[Required task]
Search the data for the word "than" and copy every line where it occurs.

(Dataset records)
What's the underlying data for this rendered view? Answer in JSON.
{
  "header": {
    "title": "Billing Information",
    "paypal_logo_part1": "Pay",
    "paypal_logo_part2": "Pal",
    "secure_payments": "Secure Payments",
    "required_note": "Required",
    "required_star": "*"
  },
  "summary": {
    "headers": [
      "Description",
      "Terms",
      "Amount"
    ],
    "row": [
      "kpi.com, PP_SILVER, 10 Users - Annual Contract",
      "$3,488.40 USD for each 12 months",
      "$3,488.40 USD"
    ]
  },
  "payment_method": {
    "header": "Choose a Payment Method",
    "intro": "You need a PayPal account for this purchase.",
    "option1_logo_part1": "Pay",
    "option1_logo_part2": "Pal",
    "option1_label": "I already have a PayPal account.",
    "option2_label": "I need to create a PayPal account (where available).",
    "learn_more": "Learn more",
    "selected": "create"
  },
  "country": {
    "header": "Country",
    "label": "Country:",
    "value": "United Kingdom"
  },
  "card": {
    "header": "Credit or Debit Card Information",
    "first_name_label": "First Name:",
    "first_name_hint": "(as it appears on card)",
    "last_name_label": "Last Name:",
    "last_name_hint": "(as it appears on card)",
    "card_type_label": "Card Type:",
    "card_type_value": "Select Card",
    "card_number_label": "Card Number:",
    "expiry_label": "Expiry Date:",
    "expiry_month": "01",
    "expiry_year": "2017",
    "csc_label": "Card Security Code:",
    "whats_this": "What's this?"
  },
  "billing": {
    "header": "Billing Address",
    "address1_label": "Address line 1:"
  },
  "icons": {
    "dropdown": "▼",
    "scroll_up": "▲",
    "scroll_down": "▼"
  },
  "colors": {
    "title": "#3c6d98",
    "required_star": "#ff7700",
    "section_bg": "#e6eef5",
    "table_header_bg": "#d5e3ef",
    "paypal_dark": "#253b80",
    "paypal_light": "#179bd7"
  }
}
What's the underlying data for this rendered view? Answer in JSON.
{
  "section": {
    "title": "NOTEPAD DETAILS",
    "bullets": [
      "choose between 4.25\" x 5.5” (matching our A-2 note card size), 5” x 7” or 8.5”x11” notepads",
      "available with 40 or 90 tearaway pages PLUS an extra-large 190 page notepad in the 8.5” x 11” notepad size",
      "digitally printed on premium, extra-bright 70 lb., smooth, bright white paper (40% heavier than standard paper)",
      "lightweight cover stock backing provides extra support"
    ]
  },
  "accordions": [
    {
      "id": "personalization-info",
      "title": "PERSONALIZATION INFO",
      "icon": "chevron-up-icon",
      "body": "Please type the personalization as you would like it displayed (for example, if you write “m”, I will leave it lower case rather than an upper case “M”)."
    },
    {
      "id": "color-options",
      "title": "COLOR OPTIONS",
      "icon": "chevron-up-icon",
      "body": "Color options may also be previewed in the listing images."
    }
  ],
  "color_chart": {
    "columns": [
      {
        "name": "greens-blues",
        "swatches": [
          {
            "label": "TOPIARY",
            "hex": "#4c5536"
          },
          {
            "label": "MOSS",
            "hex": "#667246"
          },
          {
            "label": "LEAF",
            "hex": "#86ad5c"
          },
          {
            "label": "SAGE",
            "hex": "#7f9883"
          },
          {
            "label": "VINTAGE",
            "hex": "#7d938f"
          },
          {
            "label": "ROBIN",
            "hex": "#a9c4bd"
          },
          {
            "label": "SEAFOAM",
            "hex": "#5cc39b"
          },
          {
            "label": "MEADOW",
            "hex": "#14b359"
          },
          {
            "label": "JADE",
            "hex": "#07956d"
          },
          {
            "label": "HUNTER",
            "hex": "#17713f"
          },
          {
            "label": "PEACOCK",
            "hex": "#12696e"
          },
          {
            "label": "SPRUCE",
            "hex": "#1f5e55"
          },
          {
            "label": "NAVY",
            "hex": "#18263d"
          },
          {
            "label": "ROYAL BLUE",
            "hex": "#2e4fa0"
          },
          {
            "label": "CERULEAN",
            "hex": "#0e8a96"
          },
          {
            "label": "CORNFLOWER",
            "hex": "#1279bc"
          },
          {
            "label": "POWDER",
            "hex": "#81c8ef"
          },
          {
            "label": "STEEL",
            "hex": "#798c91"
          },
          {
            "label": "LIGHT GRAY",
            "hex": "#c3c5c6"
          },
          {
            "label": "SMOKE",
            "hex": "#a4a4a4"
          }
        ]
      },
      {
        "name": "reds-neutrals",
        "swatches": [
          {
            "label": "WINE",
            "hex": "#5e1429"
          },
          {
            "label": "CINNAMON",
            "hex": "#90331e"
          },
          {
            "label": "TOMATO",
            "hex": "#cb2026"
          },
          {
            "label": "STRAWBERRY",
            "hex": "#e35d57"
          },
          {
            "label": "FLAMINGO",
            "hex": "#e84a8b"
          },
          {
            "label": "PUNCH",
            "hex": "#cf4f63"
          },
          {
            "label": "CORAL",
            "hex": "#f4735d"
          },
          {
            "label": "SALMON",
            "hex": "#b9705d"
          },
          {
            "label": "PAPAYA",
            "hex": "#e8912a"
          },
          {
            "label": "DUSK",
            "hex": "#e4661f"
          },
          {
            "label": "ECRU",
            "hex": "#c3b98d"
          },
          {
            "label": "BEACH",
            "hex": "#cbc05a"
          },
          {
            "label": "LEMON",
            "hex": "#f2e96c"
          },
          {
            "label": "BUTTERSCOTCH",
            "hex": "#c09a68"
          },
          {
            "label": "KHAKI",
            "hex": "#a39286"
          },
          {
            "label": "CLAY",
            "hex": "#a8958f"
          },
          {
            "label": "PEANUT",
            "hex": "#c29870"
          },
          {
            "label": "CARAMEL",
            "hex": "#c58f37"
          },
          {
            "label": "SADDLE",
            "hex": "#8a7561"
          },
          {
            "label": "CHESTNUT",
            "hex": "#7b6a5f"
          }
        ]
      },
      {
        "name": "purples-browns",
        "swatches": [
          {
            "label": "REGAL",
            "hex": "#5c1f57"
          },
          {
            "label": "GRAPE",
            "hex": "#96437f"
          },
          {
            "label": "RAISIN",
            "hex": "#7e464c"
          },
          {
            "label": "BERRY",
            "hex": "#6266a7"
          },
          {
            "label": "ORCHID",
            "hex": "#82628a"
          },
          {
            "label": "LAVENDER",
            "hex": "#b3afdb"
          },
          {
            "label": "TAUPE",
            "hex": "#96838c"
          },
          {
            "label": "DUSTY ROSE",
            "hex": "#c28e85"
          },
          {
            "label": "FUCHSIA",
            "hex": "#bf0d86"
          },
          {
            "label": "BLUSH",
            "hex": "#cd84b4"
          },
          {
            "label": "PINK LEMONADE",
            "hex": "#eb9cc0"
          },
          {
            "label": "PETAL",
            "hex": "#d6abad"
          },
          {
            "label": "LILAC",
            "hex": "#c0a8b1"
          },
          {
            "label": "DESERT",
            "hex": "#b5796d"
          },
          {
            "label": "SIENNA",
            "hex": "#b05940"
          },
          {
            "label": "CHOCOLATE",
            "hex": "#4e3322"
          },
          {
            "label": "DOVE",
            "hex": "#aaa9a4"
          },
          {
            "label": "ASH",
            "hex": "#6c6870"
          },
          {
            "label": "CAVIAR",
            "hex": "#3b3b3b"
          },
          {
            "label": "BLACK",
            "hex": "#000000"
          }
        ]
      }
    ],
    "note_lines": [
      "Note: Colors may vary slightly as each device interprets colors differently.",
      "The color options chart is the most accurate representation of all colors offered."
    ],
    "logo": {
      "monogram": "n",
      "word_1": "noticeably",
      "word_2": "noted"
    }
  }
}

[Task answer]
      "digitally printed on premium, extra-bright 70 lb., smooth, bright white paper (40% heavier than standard paper)",
      "body": "Please type the personalization as you would like it displayed (for example, if you write “m”, I will leave it lower case rather than an upper case “M”)."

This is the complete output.